- SET EXERCISE
Tally up the lines below that include the word "государственной". Answer with the number alone.

Some records:
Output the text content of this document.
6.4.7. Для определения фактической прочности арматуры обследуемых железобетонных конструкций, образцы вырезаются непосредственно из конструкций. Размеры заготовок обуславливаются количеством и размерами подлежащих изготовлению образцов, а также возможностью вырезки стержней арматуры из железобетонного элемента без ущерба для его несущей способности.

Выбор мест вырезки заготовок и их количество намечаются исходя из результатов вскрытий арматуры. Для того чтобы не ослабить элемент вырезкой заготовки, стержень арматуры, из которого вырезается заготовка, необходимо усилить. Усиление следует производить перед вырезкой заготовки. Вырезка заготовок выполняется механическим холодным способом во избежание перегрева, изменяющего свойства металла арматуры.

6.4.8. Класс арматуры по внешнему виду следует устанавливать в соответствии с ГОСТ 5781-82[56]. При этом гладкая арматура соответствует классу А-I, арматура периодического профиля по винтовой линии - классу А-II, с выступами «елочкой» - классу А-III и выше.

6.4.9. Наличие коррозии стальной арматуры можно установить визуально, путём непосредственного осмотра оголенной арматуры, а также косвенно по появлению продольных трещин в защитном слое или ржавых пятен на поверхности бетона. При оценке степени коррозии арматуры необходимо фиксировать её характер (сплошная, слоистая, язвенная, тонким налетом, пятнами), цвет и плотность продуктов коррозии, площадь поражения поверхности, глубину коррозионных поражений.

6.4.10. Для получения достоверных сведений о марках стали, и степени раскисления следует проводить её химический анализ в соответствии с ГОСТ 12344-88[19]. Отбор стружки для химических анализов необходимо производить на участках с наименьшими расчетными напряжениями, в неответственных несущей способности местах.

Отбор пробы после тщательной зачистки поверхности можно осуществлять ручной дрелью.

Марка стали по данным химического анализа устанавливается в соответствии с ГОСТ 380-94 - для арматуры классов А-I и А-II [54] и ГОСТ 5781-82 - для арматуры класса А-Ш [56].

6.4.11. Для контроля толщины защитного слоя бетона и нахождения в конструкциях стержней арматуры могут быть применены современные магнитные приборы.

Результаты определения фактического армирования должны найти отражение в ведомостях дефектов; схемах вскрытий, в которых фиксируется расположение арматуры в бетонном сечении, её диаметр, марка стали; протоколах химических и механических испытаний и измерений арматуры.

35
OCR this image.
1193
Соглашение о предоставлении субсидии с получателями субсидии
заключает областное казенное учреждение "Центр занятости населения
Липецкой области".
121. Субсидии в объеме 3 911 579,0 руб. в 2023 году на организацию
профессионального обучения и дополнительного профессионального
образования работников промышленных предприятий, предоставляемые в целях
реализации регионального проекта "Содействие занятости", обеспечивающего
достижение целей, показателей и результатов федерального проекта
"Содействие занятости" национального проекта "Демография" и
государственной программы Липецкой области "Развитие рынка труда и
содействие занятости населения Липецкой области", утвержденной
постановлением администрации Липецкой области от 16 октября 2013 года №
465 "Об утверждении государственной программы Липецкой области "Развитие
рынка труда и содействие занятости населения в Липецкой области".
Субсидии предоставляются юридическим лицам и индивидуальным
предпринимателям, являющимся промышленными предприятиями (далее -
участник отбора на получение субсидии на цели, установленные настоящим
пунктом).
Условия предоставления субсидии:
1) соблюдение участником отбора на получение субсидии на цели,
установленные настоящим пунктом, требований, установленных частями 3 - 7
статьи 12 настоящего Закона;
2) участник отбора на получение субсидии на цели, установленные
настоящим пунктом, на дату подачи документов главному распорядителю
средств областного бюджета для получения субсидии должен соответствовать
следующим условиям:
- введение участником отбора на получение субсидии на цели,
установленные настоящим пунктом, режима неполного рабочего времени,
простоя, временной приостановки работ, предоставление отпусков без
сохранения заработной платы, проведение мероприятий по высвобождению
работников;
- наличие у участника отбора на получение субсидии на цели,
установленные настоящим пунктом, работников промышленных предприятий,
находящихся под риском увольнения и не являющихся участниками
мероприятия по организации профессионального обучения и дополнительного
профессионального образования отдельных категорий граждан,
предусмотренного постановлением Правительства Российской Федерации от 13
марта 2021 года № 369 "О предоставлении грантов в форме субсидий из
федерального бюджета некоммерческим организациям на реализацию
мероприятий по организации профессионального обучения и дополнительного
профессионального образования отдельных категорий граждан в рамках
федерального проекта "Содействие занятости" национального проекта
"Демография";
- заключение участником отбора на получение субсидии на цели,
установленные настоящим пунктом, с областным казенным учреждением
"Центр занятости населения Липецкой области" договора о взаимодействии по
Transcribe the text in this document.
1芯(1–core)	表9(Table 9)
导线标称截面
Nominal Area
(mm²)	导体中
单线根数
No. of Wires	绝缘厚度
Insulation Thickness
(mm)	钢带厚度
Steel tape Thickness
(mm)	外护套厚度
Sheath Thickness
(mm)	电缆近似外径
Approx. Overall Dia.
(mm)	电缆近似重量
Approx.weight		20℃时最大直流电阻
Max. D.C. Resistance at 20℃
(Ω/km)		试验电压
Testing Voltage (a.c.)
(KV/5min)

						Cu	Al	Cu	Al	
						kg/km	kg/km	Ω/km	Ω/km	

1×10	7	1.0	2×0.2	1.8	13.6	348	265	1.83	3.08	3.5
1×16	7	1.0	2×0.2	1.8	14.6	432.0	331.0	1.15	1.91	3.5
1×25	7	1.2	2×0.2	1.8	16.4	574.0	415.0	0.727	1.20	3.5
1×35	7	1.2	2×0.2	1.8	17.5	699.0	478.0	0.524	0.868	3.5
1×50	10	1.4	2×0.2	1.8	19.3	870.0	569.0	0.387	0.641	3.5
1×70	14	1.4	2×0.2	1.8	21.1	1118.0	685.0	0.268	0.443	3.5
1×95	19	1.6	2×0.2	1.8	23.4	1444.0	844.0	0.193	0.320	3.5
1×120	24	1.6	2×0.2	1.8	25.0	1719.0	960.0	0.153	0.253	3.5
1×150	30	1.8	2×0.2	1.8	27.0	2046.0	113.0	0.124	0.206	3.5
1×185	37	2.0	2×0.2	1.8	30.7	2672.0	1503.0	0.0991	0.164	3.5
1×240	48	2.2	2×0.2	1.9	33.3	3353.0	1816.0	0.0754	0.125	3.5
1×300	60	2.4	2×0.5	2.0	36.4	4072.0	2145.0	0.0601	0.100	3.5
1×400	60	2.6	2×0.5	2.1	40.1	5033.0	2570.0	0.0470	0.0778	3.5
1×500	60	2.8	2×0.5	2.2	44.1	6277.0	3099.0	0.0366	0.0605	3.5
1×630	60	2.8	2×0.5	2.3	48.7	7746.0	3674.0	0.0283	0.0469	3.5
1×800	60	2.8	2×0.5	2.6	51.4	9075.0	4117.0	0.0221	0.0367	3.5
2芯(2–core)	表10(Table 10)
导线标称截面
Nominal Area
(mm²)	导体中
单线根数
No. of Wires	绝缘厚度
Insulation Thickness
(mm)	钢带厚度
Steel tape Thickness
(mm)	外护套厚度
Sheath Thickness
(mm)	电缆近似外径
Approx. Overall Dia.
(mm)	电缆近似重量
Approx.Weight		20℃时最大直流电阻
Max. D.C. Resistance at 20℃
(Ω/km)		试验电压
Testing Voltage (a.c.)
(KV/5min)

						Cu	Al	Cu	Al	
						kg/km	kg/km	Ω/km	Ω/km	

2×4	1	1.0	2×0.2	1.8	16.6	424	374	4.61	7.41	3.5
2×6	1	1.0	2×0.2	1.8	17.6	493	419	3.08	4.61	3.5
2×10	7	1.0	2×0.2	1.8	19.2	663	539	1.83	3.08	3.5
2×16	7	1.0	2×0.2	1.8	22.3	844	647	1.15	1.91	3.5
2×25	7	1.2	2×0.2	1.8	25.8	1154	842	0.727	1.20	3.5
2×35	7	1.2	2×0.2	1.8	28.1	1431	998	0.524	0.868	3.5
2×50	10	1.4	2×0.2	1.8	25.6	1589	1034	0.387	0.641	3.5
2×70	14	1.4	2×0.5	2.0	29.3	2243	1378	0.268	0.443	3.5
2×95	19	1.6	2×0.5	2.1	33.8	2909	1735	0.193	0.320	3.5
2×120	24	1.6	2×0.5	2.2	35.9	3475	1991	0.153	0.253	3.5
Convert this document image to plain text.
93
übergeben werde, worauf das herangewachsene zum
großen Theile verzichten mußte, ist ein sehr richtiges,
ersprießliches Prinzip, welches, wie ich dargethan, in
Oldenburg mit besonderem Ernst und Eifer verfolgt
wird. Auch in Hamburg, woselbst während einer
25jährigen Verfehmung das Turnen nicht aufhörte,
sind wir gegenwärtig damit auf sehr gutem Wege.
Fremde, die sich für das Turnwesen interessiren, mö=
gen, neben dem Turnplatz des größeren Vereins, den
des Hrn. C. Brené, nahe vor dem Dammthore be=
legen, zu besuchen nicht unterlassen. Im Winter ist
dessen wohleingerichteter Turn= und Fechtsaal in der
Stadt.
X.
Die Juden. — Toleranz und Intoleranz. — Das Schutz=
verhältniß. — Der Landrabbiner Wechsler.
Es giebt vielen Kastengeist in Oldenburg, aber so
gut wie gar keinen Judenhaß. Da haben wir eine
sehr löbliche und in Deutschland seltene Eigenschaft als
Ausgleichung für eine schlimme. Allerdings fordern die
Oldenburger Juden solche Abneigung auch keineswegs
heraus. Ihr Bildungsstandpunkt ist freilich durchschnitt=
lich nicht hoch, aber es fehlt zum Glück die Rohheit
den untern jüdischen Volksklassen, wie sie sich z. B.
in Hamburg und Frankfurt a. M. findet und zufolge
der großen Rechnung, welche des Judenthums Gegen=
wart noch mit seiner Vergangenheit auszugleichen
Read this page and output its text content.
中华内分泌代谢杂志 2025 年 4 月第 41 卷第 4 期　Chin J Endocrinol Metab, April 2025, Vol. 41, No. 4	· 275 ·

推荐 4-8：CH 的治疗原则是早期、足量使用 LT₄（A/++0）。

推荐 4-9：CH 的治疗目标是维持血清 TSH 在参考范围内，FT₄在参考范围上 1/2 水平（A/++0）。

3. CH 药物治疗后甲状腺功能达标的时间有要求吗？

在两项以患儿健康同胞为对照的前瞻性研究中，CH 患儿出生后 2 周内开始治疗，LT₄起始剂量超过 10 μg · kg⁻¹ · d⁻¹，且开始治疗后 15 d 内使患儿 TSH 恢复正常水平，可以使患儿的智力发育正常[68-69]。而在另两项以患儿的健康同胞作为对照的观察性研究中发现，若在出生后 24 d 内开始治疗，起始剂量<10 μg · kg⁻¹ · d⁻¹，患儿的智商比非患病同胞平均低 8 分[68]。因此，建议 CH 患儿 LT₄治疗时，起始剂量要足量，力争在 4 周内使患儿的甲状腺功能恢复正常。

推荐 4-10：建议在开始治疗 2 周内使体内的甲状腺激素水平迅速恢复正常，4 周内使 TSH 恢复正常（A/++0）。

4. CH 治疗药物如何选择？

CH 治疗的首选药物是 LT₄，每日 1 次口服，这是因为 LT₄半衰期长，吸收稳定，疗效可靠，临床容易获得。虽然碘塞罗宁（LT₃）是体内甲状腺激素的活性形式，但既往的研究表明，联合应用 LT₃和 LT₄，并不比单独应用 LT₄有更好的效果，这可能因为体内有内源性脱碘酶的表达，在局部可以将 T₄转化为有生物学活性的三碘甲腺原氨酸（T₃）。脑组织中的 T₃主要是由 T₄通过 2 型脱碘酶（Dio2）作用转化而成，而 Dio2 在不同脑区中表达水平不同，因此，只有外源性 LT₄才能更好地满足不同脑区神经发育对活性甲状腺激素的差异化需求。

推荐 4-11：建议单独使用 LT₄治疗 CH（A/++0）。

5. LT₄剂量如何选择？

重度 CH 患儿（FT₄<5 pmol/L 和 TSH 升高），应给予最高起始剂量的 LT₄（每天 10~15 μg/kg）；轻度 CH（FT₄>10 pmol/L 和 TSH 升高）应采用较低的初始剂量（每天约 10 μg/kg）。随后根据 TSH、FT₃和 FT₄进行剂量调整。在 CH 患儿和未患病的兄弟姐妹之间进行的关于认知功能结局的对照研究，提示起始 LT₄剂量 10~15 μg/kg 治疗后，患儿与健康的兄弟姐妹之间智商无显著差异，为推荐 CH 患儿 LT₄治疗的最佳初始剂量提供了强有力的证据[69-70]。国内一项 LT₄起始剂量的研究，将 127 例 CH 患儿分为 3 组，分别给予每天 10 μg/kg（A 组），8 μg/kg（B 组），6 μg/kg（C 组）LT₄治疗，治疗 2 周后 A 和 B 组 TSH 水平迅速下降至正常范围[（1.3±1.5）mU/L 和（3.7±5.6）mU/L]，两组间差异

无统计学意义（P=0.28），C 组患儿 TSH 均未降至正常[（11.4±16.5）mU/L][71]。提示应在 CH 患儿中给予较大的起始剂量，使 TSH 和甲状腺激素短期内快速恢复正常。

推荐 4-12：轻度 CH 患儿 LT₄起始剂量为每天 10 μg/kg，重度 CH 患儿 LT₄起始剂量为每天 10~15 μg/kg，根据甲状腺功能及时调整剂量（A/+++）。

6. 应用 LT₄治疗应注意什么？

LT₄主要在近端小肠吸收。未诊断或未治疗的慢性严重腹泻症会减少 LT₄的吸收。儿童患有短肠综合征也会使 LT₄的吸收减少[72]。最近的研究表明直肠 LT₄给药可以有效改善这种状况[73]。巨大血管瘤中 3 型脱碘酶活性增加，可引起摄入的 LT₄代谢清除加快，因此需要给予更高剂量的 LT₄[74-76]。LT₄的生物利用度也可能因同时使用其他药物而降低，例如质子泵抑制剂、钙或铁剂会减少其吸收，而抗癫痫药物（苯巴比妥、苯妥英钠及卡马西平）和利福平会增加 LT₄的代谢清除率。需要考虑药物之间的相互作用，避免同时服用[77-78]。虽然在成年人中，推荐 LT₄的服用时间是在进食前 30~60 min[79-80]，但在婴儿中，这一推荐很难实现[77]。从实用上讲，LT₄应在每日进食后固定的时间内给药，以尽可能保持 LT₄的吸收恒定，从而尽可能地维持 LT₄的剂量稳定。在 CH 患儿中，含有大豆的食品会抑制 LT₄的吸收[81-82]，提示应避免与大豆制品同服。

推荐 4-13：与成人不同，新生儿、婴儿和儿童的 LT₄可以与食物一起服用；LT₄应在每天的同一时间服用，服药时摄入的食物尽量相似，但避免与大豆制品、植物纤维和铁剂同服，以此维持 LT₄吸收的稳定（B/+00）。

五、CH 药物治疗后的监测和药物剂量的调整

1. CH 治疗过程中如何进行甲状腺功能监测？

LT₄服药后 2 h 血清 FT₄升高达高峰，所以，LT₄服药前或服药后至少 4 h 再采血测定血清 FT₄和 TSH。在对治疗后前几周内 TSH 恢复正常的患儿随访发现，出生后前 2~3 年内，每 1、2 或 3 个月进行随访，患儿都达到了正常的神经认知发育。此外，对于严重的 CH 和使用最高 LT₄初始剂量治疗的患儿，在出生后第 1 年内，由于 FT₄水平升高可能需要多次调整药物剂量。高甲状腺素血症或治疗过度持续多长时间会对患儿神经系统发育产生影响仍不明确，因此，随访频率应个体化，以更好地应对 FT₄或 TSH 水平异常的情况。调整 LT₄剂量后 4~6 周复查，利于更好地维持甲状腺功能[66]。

- SOLUTION TO THIS PROBLEM
2